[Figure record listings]
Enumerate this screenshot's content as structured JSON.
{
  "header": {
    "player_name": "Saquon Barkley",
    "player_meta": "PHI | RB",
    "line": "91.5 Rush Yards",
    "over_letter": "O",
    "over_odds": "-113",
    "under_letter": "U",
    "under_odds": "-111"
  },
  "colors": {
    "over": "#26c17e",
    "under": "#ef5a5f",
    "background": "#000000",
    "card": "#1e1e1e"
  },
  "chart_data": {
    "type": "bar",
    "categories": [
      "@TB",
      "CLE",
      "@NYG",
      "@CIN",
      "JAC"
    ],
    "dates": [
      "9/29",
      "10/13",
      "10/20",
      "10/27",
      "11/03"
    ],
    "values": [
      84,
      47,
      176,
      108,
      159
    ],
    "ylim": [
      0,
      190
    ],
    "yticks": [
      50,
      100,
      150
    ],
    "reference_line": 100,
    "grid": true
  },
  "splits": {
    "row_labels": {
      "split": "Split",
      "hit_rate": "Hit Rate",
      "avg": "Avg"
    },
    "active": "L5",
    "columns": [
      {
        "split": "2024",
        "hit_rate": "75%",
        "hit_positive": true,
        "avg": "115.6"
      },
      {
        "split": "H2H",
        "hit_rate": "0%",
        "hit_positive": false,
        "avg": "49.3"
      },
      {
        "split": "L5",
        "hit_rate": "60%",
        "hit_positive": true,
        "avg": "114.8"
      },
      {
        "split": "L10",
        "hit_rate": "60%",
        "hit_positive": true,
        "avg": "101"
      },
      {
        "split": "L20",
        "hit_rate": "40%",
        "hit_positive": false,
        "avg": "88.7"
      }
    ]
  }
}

...

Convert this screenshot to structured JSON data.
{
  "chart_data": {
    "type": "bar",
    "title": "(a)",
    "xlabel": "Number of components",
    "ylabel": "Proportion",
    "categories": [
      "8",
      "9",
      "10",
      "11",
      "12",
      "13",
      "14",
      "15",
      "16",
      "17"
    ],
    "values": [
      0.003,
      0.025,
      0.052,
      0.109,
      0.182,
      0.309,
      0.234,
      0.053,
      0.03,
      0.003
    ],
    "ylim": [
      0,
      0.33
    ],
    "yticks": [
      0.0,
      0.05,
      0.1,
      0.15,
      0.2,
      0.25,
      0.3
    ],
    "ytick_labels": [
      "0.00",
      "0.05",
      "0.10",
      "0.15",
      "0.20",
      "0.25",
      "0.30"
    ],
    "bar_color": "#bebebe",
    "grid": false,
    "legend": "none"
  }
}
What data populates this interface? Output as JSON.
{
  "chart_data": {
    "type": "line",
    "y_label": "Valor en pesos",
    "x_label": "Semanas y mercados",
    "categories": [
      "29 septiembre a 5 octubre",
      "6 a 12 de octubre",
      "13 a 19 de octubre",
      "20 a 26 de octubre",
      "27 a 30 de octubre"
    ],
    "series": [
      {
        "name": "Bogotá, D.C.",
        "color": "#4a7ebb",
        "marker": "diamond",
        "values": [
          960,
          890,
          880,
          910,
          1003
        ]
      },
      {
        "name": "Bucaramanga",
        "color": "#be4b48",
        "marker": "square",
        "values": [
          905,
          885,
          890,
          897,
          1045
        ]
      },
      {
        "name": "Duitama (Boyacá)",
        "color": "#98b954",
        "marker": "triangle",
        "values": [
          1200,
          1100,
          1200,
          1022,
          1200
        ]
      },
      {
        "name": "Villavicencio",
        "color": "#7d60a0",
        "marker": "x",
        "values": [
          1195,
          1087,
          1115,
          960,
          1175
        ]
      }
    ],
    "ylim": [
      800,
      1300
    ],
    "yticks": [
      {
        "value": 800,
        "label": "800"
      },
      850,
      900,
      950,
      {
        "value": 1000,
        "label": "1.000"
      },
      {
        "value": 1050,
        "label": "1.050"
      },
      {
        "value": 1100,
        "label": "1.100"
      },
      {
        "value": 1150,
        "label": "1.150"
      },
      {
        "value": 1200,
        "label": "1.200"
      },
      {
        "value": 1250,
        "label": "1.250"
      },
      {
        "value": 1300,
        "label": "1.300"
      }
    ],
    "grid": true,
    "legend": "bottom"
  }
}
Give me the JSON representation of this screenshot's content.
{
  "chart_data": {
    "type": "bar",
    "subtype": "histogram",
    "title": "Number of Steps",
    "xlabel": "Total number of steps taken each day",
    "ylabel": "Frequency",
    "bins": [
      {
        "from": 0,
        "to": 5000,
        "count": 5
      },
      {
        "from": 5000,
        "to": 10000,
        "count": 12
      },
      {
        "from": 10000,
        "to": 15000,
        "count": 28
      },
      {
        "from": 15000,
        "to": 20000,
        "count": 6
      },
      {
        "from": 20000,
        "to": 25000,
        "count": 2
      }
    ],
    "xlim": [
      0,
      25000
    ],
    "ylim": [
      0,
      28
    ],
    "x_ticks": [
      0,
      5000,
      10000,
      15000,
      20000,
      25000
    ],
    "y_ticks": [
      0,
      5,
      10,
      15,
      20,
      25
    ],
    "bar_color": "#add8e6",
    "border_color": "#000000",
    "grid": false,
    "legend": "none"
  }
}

...

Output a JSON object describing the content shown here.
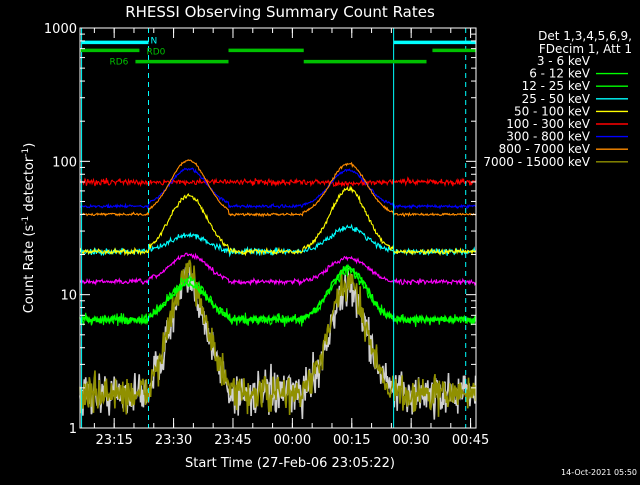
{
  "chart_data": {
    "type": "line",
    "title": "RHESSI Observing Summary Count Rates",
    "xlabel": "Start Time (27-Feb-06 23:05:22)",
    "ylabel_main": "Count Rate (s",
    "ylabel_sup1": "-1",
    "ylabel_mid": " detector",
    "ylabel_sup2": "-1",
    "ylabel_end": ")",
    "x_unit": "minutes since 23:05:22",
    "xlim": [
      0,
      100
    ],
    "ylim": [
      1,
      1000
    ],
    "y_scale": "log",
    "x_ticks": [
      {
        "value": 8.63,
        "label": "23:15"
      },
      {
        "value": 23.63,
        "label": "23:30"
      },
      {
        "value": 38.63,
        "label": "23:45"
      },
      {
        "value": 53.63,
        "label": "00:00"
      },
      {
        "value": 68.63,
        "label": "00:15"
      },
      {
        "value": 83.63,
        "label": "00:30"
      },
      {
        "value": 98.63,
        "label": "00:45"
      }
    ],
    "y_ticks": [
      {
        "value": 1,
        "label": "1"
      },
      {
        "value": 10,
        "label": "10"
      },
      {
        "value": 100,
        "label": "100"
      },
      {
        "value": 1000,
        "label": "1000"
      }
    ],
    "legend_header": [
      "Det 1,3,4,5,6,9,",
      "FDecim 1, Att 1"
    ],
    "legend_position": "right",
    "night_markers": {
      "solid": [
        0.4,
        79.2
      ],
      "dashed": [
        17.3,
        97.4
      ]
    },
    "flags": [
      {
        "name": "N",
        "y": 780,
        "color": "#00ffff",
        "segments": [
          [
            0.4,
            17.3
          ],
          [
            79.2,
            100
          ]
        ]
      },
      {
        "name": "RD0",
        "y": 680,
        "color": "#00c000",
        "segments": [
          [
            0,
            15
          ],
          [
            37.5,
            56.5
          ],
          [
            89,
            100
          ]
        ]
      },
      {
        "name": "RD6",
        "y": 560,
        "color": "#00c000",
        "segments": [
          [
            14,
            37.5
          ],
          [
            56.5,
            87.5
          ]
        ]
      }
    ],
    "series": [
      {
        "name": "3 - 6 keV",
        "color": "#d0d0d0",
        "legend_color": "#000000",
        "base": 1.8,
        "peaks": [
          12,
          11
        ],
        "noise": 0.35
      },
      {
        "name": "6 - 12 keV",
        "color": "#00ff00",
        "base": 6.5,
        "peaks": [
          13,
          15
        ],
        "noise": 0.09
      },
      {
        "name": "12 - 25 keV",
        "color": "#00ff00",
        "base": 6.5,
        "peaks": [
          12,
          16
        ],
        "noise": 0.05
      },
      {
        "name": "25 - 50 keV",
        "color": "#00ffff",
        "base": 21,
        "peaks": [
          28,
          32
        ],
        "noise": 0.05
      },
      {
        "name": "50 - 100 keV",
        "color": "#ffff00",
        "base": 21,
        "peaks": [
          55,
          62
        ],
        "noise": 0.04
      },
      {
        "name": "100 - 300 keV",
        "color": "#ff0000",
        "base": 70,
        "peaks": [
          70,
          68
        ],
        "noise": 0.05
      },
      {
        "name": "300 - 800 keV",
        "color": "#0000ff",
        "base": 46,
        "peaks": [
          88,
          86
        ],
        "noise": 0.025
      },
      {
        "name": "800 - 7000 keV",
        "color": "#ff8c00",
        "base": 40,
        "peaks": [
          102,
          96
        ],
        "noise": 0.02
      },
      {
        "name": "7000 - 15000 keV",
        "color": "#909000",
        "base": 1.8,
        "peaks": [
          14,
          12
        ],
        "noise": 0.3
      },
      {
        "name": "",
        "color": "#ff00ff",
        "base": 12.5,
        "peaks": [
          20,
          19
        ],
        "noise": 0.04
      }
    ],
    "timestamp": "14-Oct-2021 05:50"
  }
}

-- JOB --
Gather each line of the records holding the string "noise".

-- TASK RESPONSE --
        "noise": 0.35
        "noise": 0.09
        "noise": 0.05
        "noise": 0.05
        "noise": 0.04
        "noise": 0.05
        "noise": 0.025
        "noise": 0.02
        "noise": 0.3
        "noise": 0.04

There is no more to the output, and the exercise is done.